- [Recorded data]
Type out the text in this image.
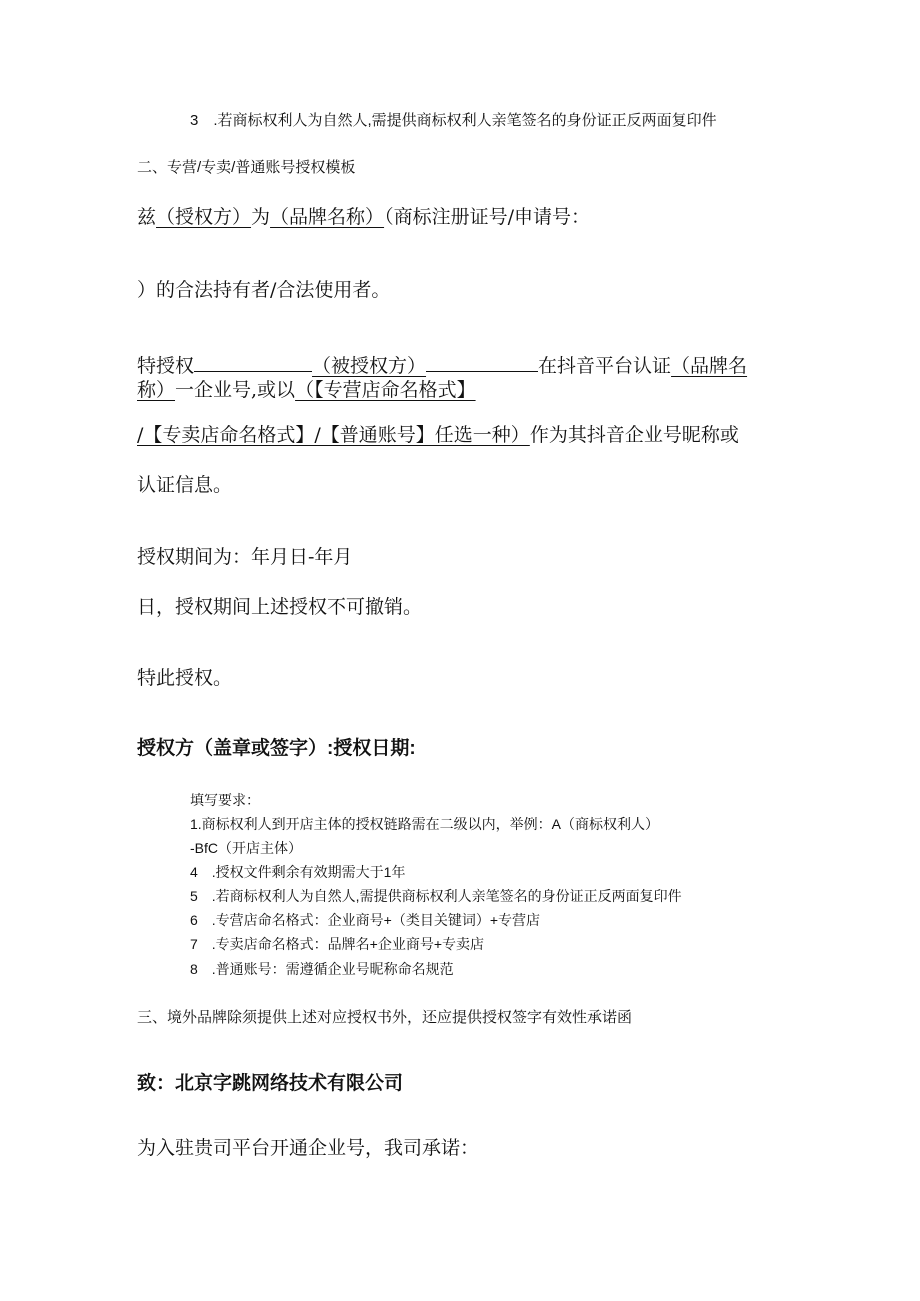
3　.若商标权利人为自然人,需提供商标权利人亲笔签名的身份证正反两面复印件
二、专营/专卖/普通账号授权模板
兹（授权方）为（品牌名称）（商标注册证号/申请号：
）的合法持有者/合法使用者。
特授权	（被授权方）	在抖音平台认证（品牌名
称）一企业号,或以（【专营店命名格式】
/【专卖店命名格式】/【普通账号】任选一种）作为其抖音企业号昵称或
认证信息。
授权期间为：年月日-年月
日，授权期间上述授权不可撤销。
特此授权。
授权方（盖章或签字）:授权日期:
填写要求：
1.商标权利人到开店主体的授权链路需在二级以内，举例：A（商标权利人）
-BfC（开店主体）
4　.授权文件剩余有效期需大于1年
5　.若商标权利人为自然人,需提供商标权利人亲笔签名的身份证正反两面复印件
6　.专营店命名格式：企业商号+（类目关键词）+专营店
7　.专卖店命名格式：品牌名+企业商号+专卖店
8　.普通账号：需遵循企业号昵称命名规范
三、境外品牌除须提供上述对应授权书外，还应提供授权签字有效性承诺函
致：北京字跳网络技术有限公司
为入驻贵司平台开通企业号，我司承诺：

- [Exercise brief] From the listing above, pick out each line where the word "专卖店命名格式" appears.

- [Solution to this problem]
/【专卖店命名格式】/【普通账号】任选一种）作为其抖音企业号昵称或
7　.专卖店命名格式：品牌名+企业商号+专卖店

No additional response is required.